Text →

----

This is an excerpt from the HTML5 Solutions: Essential Techniques for HTML5 Developers book by Apress (where I'm one of the author).
Solution 4-8: Creating custom input types using regular expressions
Regular expressions provide a powerful, concise, and flexible means for matching strings of text, such as
particular characters, words, or patterns of characters. A regular expression is written in a formal language
that can be interpreted by a regular expression processor, which is a program that either serves as a
parser generator or examines text and identifies parts that match the provided specification. See Wikipedia
for more information: http://en.wikipedia.org/wiki/Regular_expression.
HTML5 allows you to check the user’s inputs and to match the input values against a regular expression.
What’s involved
The code that you needed to write to use regular expressions with previous versions of HTML was
as follows:
<input type="text" name="ssn"

----

(Bounding box prediction data)

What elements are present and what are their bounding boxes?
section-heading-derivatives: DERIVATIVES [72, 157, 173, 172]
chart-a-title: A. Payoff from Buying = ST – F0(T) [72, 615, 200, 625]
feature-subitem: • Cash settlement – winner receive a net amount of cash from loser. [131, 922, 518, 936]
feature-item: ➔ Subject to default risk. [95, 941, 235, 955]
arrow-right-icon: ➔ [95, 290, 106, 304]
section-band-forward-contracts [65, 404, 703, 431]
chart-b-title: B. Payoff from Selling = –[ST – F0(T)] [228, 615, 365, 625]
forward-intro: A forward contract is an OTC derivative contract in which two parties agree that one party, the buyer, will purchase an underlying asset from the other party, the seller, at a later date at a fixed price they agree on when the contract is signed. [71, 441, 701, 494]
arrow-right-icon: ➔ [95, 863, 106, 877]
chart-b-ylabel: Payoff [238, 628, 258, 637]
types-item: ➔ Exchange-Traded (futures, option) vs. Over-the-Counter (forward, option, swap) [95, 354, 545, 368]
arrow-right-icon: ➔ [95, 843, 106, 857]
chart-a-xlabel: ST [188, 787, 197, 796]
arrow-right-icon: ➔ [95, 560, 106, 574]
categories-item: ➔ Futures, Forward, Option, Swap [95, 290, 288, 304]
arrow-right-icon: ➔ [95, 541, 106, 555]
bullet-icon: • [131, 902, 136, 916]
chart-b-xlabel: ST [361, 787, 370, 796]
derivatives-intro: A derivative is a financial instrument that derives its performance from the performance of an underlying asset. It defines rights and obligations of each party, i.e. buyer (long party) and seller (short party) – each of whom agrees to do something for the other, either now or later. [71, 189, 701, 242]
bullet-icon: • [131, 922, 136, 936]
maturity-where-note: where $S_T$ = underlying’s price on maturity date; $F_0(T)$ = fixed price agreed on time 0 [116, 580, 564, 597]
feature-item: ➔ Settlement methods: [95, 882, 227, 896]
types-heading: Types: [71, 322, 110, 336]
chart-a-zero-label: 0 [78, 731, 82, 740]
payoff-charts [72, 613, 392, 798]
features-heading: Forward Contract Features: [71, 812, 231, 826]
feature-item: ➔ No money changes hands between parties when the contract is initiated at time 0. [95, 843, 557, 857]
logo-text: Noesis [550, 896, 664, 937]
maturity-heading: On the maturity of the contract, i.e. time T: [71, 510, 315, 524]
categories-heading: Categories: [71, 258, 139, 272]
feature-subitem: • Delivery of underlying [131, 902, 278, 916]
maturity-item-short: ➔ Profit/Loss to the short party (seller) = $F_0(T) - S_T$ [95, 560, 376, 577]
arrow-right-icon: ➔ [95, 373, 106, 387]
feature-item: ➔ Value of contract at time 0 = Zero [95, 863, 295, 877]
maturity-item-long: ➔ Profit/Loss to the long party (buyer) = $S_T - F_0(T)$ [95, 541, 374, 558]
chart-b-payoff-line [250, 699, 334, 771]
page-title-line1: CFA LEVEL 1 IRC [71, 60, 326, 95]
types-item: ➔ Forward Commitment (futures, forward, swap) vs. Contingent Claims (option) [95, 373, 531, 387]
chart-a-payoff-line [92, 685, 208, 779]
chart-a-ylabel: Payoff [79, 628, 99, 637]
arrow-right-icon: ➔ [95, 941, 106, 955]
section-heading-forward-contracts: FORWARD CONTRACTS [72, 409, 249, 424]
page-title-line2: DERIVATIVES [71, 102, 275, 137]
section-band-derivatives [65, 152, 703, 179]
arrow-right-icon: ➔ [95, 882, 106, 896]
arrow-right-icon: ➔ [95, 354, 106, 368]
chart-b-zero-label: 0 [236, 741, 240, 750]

----

Problems to work on →
a) In the excerpt on HTML5 regular expressions, what two things does HTML5 allow you to do with the user's inputs?
b) Rewrite the stretch of the regular expressions excerpt from "Solution 4-8: Creating" through "a regular expression.", swapping "powerful" for "versatile".
c) Carry on the excerpt about HTML5 regular expressions from the point where it stops.
The entries play no part in this work.

Answers for the tasks →
a) It allows you to check the user's inputs and to match the input values against a regular expression.

b)
Solution 4-8: Creating custom input types using regular expressions
Regular expressions provide a versatile, concise, and flexible means for matching strings of text, such as
particular characters, words, or patterns of characters. A regular expression is written in a formal language
that can be interpreted by a regular expression processor, which is a program that either serves as a
parser generator or examines text and identifies parts that match the provided specification. See Wikipedia
for more information: http://en.wikipedia.org/wiki/Regular_expression.
HTML5 allows you to check the user’s inputs and to match the input values against a regular expression.

c)
onblur="if (!^\d{3}-\d{2}-\d{4}$this.value) alert(this.title+'\nAn error occurred. Please
verify your data.');" title="The Social Security Number"/>
On the onblur event of the input element, a JavaScript statement is executed. It controls the pattern to be
applied to the data in the field, and it provides an error message if the validation wasn’t successful.
With HTML5, a new attribute is available that allows you to associate a pattern of characters via regular
expressions to a text input to be applied as validation of the data inserted in the field. The markup for this
is really simple:
<input type="text" name="ssn" pattern="(!^\d{3}-\d{2}-\d{4}$"
The value specified in the pattern attribute must match the JavaScript pattern production as described in
this document: www.ecma-international.org/publications/files/ECMA-ST/ECMA-262.pdf.